:: DATA FOR PROCESSING ::
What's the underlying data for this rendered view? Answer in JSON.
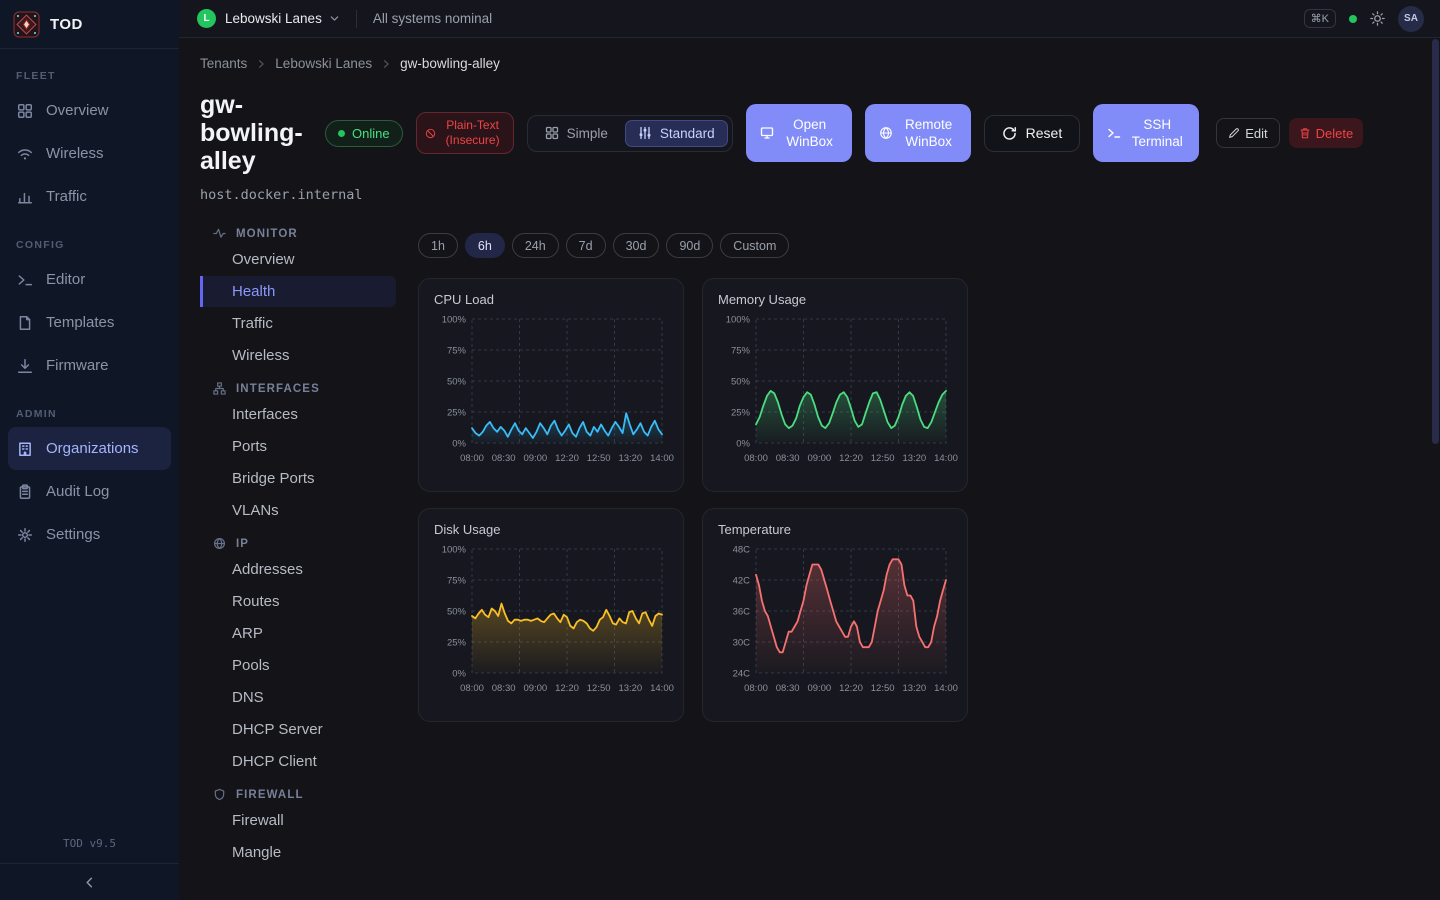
{
  "app": {
    "name": "TOD",
    "version": "TOD v9.5"
  },
  "topbar": {
    "tenant": "Lebowski Lanes",
    "tenant_initial": "L",
    "status": "All systems nominal",
    "kbd": "⌘K",
    "avatar": "SA"
  },
  "sidebar": {
    "active": "Organizations",
    "sections": [
      {
        "label": "FLEET",
        "items": [
          {
            "icon": "grid",
            "label": "Overview"
          },
          {
            "icon": "wifi",
            "label": "Wireless"
          },
          {
            "icon": "bars",
            "label": "Traffic"
          }
        ]
      },
      {
        "label": "CONFIG",
        "items": [
          {
            "icon": "terminal",
            "label": "Editor"
          },
          {
            "icon": "file",
            "label": "Templates"
          },
          {
            "icon": "download",
            "label": "Firmware"
          }
        ]
      },
      {
        "label": "ADMIN",
        "items": [
          {
            "icon": "building",
            "label": "Organizations"
          },
          {
            "icon": "clipboard",
            "label": "Audit Log"
          },
          {
            "icon": "gear",
            "label": "Settings"
          }
        ]
      }
    ]
  },
  "breadcrumb": {
    "items": [
      "Tenants",
      "Lebowski Lanes",
      "gw-bowling-alley"
    ]
  },
  "device": {
    "name": "gw-bowling-alley",
    "status": "Online",
    "security_badge": "Plain-Text (Insecure)",
    "host": "host.docker.internal"
  },
  "view_toggle": {
    "simple": "Simple",
    "standard": "Standard",
    "active": "Standard"
  },
  "actions": {
    "open_winbox": "Open WinBox",
    "remote_winbox": "Remote WinBox",
    "reset": "Reset",
    "ssh": "SSH Terminal",
    "edit": "Edit",
    "delete": "Delete"
  },
  "subnav": {
    "active": "Health",
    "sections": [
      {
        "label": "MONITOR",
        "icon": "activity",
        "items": [
          "Overview",
          "Health",
          "Traffic",
          "Wireless"
        ]
      },
      {
        "label": "INTERFACES",
        "icon": "network",
        "items": [
          "Interfaces",
          "Ports",
          "Bridge Ports",
          "VLANs"
        ]
      },
      {
        "label": "IP",
        "icon": "globe",
        "items": [
          "Addresses",
          "Routes",
          "ARP",
          "Pools",
          "DNS",
          "DHCP Server",
          "DHCP Client"
        ]
      },
      {
        "label": "FIREWALL",
        "icon": "shield",
        "items": [
          "Firewall",
          "Mangle"
        ]
      }
    ]
  },
  "time_ranges": {
    "active": "6h",
    "options": [
      "1h",
      "6h",
      "24h",
      "7d",
      "30d",
      "90d",
      "Custom"
    ]
  },
  "chart_data": [
    {
      "type": "line",
      "title": "CPU Load",
      "color": "#38bdf8",
      "ylim": [
        0,
        100
      ],
      "y_ticks": [
        "100%",
        "75%",
        "50%",
        "25%",
        "0%"
      ],
      "x_ticks": [
        "08:00",
        "08:30",
        "09:00",
        "12:20",
        "12:50",
        "13:20",
        "14:00"
      ],
      "values": [
        12,
        8,
        6,
        9,
        14,
        17,
        12,
        9,
        13,
        10,
        5,
        11,
        16,
        10,
        7,
        12,
        8,
        4,
        9,
        16,
        12,
        7,
        14,
        18,
        11,
        6,
        10,
        15,
        8,
        5,
        12,
        17,
        9,
        6,
        13,
        9,
        15,
        10,
        6,
        12,
        17,
        13,
        8,
        24,
        15,
        7,
        11,
        16,
        9,
        6,
        13,
        18,
        11,
        7
      ]
    },
    {
      "type": "line",
      "title": "Memory Usage",
      "color": "#4ade80",
      "ylim": [
        0,
        100
      ],
      "y_ticks": [
        "100%",
        "75%",
        "50%",
        "25%",
        "0%"
      ],
      "x_ticks": [
        "08:00",
        "08:30",
        "09:00",
        "12:20",
        "12:50",
        "13:20",
        "14:00"
      ],
      "values": [
        15,
        21,
        30,
        38,
        42,
        40,
        33,
        23,
        15,
        12,
        14,
        20,
        30,
        37,
        41,
        39,
        31,
        21,
        14,
        12,
        16,
        24,
        33,
        39,
        41,
        37,
        28,
        18,
        13,
        15,
        24,
        33,
        40,
        41,
        35,
        26,
        17,
        12,
        14,
        21,
        31,
        38,
        41,
        38,
        29,
        19,
        13,
        12,
        17,
        25,
        33,
        39,
        42
      ]
    },
    {
      "type": "line",
      "title": "Disk Usage",
      "color": "#fbbf24",
      "ylim": [
        0,
        100
      ],
      "y_ticks": [
        "100%",
        "75%",
        "50%",
        "25%",
        "0%"
      ],
      "x_ticks": [
        "08:00",
        "08:30",
        "09:00",
        "12:20",
        "12:50",
        "13:20",
        "14:00"
      ],
      "values": [
        46,
        44,
        48,
        51,
        47,
        45,
        52,
        50,
        46,
        56,
        48,
        42,
        40,
        43,
        43,
        42,
        43,
        43,
        42,
        43,
        44,
        42,
        41,
        44,
        47,
        48,
        44,
        41,
        47,
        45,
        38,
        36,
        41,
        43,
        42,
        40,
        36,
        34,
        37,
        43,
        45,
        51,
        46,
        40,
        39,
        44,
        41,
        40,
        49,
        50,
        44,
        40,
        48,
        49,
        43,
        38,
        46,
        48,
        47
      ]
    },
    {
      "type": "line",
      "title": "Temperature",
      "color": "#f87171",
      "ylim": [
        24,
        48
      ],
      "y_ticks": [
        "48C",
        "42C",
        "36C",
        "30C",
        "24C"
      ],
      "x_ticks": [
        "08:00",
        "08:30",
        "09:00",
        "12:20",
        "12:50",
        "13:20",
        "14:00"
      ],
      "values": [
        43,
        41,
        38,
        36,
        35,
        33,
        31,
        29,
        28,
        28,
        30,
        32,
        32,
        33,
        34,
        36,
        38,
        41,
        43,
        45,
        45,
        45,
        44,
        42,
        40,
        38,
        36,
        34,
        33,
        32,
        31,
        31,
        33,
        34,
        33,
        30,
        29,
        29,
        29,
        30,
        33,
        36,
        38,
        40,
        43,
        45,
        46,
        46,
        46,
        45,
        41,
        39,
        39,
        38,
        33,
        31,
        30,
        29,
        29,
        30,
        33,
        35,
        38,
        40,
        42
      ]
    }
  ]
}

:: PROBLEM STATEMENT ::
Read through the lines above and collect those that contain the string "Lanes".

:: TASK RESULT ::
    "tenant": "Lebowski Lanes",
      "Lebowski Lanes",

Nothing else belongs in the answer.